-- BEGIN Data to process --
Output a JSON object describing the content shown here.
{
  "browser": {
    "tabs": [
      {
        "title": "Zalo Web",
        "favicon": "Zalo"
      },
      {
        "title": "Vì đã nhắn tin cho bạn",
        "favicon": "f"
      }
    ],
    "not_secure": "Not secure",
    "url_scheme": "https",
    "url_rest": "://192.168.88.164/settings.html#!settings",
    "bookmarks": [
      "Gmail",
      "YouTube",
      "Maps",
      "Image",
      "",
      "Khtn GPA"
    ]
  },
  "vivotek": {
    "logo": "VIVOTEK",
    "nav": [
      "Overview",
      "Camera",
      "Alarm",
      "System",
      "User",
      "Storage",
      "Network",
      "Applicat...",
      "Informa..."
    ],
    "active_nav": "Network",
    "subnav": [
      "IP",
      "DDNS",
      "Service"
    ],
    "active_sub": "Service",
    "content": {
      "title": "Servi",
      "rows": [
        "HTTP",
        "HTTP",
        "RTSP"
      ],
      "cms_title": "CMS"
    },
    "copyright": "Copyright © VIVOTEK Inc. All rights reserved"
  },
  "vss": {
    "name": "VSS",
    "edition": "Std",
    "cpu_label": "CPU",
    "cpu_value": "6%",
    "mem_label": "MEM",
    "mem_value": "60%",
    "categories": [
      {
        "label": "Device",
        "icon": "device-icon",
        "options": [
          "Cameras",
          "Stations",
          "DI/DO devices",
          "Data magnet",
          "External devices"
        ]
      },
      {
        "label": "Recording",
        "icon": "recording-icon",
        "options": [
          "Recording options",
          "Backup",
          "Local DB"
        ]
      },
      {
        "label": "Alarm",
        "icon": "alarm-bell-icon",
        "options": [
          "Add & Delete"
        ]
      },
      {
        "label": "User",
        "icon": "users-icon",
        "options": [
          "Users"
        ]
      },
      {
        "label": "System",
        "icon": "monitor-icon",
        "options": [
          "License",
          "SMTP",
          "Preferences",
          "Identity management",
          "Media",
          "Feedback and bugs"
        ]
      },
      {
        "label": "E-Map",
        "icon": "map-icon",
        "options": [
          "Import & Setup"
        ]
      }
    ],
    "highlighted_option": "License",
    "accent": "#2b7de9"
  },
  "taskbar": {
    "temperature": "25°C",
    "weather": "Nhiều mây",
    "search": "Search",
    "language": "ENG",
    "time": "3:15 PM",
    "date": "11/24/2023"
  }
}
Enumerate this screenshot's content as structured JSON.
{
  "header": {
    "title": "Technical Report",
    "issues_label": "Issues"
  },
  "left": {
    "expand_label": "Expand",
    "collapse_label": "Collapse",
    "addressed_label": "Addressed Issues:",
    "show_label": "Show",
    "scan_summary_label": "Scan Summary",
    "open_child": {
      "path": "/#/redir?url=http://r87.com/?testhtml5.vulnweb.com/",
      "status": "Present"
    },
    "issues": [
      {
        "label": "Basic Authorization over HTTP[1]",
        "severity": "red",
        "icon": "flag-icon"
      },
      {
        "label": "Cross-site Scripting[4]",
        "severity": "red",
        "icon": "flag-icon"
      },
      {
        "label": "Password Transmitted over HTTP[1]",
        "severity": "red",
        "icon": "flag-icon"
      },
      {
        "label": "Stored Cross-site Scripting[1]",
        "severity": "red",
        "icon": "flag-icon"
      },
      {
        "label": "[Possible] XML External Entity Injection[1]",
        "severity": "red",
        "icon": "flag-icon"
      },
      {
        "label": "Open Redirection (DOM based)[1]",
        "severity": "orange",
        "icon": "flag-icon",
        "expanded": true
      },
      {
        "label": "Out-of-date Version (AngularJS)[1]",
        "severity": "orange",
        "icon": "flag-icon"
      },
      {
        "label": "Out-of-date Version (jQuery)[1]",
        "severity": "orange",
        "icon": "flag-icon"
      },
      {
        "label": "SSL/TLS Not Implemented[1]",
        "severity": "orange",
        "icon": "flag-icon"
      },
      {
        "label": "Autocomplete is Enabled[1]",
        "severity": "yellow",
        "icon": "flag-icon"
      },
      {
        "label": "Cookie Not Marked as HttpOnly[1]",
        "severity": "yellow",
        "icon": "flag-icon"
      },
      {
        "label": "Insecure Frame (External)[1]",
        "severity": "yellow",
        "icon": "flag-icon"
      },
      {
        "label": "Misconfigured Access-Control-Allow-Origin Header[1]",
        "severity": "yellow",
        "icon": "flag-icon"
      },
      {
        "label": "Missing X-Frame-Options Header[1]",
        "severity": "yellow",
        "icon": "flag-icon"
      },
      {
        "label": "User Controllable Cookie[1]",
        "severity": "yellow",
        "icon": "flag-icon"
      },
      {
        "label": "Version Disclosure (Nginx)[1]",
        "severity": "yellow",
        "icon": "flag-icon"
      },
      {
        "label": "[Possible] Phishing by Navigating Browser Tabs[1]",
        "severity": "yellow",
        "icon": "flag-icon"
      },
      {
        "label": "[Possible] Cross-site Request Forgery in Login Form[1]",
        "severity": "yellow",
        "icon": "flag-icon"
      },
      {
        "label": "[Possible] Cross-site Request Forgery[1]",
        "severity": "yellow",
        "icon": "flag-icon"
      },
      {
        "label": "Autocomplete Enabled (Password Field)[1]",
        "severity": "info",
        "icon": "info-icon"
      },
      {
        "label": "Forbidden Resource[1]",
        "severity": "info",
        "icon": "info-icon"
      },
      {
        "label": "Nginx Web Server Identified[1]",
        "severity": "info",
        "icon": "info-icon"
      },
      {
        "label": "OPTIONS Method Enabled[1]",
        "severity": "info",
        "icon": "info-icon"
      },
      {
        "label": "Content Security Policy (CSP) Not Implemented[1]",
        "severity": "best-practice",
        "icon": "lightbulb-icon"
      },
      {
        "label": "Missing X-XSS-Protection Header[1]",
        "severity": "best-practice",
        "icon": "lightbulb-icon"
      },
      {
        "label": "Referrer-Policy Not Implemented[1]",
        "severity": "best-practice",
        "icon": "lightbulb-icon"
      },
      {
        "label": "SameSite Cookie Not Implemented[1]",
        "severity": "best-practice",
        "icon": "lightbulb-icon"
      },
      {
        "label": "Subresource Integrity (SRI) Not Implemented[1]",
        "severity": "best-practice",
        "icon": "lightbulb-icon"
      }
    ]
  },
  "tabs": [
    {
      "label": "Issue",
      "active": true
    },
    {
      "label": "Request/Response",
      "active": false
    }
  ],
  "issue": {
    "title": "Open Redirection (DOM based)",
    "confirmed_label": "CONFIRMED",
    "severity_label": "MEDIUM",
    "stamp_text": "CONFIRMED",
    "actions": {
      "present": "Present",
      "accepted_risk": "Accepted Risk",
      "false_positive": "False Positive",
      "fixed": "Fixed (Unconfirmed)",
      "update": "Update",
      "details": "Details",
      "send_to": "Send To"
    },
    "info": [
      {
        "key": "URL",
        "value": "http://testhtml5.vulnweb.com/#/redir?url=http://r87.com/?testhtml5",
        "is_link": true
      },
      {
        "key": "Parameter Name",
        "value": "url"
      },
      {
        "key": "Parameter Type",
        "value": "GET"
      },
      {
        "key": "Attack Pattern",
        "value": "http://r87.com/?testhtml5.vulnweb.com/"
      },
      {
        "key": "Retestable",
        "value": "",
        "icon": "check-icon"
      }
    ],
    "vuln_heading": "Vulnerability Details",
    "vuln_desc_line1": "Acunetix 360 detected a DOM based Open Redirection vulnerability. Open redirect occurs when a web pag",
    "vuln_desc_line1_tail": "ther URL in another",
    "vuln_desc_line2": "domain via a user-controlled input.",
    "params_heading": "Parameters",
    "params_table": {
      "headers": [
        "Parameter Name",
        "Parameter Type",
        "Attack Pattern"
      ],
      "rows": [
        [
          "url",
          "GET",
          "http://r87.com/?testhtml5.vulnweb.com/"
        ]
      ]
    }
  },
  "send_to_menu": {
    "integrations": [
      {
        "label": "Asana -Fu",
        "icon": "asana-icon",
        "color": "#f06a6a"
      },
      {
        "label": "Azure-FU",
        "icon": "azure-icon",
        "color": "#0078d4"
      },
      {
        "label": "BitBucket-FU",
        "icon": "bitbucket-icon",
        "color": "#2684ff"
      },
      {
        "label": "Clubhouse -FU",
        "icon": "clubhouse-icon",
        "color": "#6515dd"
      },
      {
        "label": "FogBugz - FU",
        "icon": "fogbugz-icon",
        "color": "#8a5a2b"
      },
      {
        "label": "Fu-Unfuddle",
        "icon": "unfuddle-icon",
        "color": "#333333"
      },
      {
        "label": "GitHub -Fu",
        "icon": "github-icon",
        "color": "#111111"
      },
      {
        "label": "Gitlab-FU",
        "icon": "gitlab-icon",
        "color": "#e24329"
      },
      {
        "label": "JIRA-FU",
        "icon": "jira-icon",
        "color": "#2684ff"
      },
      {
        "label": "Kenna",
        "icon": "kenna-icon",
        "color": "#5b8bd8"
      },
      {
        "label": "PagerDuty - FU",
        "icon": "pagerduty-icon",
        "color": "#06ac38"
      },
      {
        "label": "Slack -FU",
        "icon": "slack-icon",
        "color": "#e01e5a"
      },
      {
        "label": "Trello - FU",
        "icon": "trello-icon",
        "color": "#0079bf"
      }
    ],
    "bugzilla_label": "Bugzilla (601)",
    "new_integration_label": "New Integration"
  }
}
-- END Data to process --
Exercise description:
Only a number is wanted: how many lines of the material above hold "Implemented"?

Answer to this exercise:
5